[START OF Records]

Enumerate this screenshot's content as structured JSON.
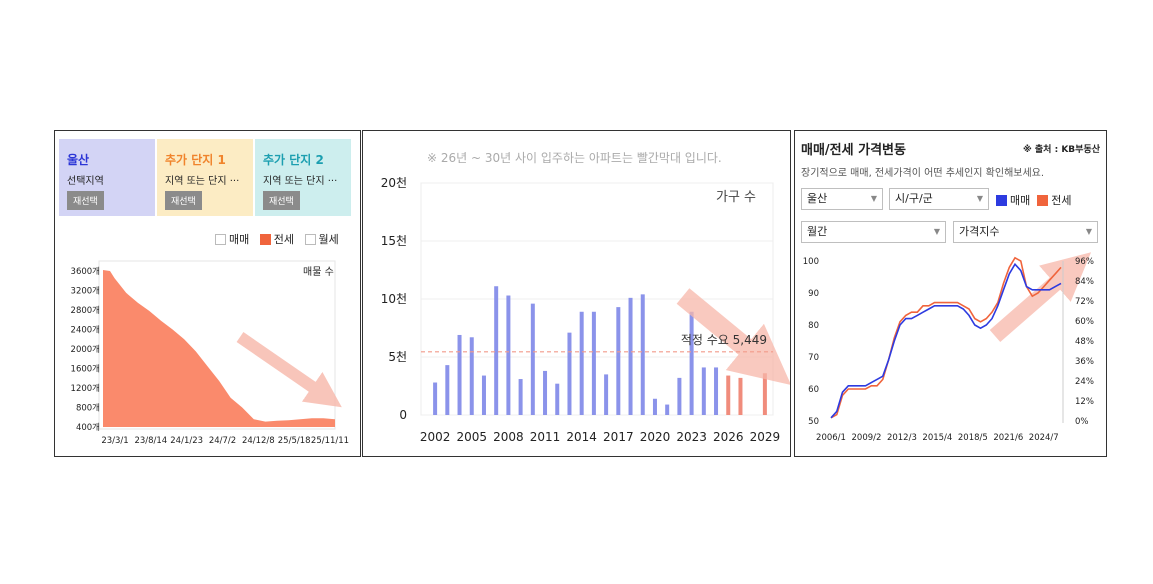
{
  "panel1": {
    "cells": [
      {
        "title": "울산",
        "subtitle": "선택지역",
        "button": "재선택",
        "bg": "#d3d4f5",
        "title_color": "#2b35d6"
      },
      {
        "title": "추가 단지 1",
        "subtitle": "지역 또는 단지 ···",
        "button": "재선택",
        "bg": "#fcecc4",
        "title_color": "#f0842c"
      },
      {
        "title": "추가 단지 2",
        "subtitle": "지역 또는 단지 ···",
        "button": "재선택",
        "bg": "#cdeeee",
        "title_color": "#1c9fb0"
      }
    ],
    "legend": [
      "매매",
      "전세",
      "월세"
    ],
    "legend_colors": [
      "#ffffff",
      "#f0643c",
      "#ffffff"
    ]
  },
  "panel2": {
    "note": "※ 26년 ~ 30년 사이 입주하는 아파트는 빨간막대 입니다.",
    "annotation": "적정 수요 5,449"
  },
  "panel3": {
    "title": "매매/전세 가격변동",
    "source": "※ 출처 : KB부동산",
    "description": "장기적으로 매매, 전세가격이 어떤 추세인지 확인해보세요.",
    "region_select": "울산",
    "district_select": "시/구/군",
    "period_select": "월간",
    "index_select": "가격지수",
    "legend": [
      "매매",
      "전세"
    ],
    "legend_colors": [
      "#2d3be0",
      "#f0643c"
    ]
  },
  "chart_data": [
    {
      "type": "area",
      "series": [
        {
          "name": "전세",
          "color": "#fa8a6c"
        }
      ],
      "annotation": "매물 수",
      "x_ticks": [
        "23/3/1",
        "23/8/14",
        "24/1/23",
        "24/7/2",
        "24/12/8",
        "25/5/18",
        "25/11/11"
      ],
      "y_ticks": [
        "3600개",
        "3200개",
        "2800개",
        "2400개",
        "2000개",
        "1600개",
        "1200개",
        "800개",
        "400개"
      ],
      "ylim": [
        400,
        3600
      ],
      "x": [
        0.0,
        0.03,
        0.05,
        0.1,
        0.15,
        0.2,
        0.25,
        0.3,
        0.35,
        0.4,
        0.45,
        0.5,
        0.55,
        0.6,
        0.65,
        0.7,
        0.75,
        0.8,
        0.85,
        0.9,
        0.95,
        1.0
      ],
      "values": [
        3620,
        3600,
        3450,
        3150,
        2950,
        2780,
        2580,
        2400,
        2200,
        1950,
        1650,
        1350,
        1000,
        800,
        560,
        510,
        530,
        540,
        560,
        580,
        580,
        560
      ]
    },
    {
      "type": "bar",
      "annotation": "가구 수",
      "categories": [
        "2002",
        "2003",
        "2004",
        "2005",
        "2006",
        "2007",
        "2008",
        "2009",
        "2010",
        "2011",
        "2012",
        "2013",
        "2014",
        "2015",
        "2016",
        "2017",
        "2018",
        "2019",
        "2020",
        "2021",
        "2022",
        "2023",
        "2024",
        "2025",
        "2026",
        "2027",
        "2028",
        "2029"
      ],
      "values": [
        2800,
        4300,
        6900,
        6700,
        3400,
        11100,
        10300,
        3100,
        9600,
        3800,
        2700,
        7100,
        8900,
        8900,
        3500,
        9300,
        10100,
        10400,
        1400,
        900,
        3200,
        8900,
        4100,
        4100,
        3400,
        3200,
        0,
        3600
      ],
      "future_from": "2026",
      "bar_color": "#8b93ea",
      "future_color": "#f08c7c",
      "y_ticks": [
        "20천",
        "15천",
        "10천",
        "5천",
        "0"
      ],
      "ylim": [
        0,
        20000
      ],
      "x_ticks": [
        "2002",
        "2005",
        "2008",
        "2011",
        "2014",
        "2017",
        "2020",
        "2023",
        "2026",
        "2029"
      ],
      "reference_line": 5449
    },
    {
      "type": "line",
      "x_ticks": [
        "2006/1",
        "2009/2",
        "2012/3",
        "2015/4",
        "2018/5",
        "2021/6",
        "2024/7"
      ],
      "y_left_ticks": [
        "100",
        "90",
        "80",
        "70",
        "60",
        "50"
      ],
      "y_left_lim": [
        50,
        100
      ],
      "y_right_ticks": [
        "96%",
        "84%",
        "72%",
        "60%",
        "48%",
        "36%",
        "24%",
        "12%",
        "0%"
      ],
      "x": [
        2006.0,
        2006.5,
        2007.0,
        2007.5,
        2008.0,
        2008.5,
        2009.0,
        2009.5,
        2010.0,
        2010.5,
        2011.0,
        2011.5,
        2012.0,
        2012.5,
        2013.0,
        2013.5,
        2014.0,
        2014.5,
        2015.0,
        2015.5,
        2016.0,
        2016.5,
        2017.0,
        2017.5,
        2018.0,
        2018.5,
        2019.0,
        2019.5,
        2020.0,
        2020.5,
        2021.0,
        2021.5,
        2022.0,
        2022.5,
        2023.0,
        2023.5,
        2024.0,
        2024.5,
        2025.0,
        2025.5,
        2026.0
      ],
      "series": [
        {
          "name": "매매",
          "color": "#2d3be0",
          "values": [
            51,
            53,
            59,
            61,
            61,
            61,
            61,
            62,
            63,
            64,
            69,
            75,
            80,
            82,
            82,
            83,
            84,
            85,
            86,
            86,
            86,
            86,
            86,
            85,
            83,
            80,
            79,
            80,
            82,
            86,
            91,
            96,
            99,
            97,
            92,
            91,
            91,
            91,
            91,
            92,
            93
          ]
        },
        {
          "name": "전세",
          "color": "#f0643c",
          "values": [
            51,
            52,
            58,
            60,
            60,
            60,
            60,
            61,
            61,
            63,
            69,
            76,
            81,
            83,
            84,
            84,
            86,
            86,
            87,
            87,
            87,
            87,
            87,
            86,
            85,
            82,
            81,
            82,
            84,
            87,
            93,
            98,
            101,
            100,
            92,
            89,
            90,
            92,
            94,
            96,
            98
          ]
        }
      ]
    }
  ]
}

[END OF Records]

» **What is being asked**
Look through the entries and return every line where "annotation" appears.

» **Solution to this exercise**
    "annotation": "적정 수요 5,449"
      "annotation": "매물 수",
      "annotation": "가구 수",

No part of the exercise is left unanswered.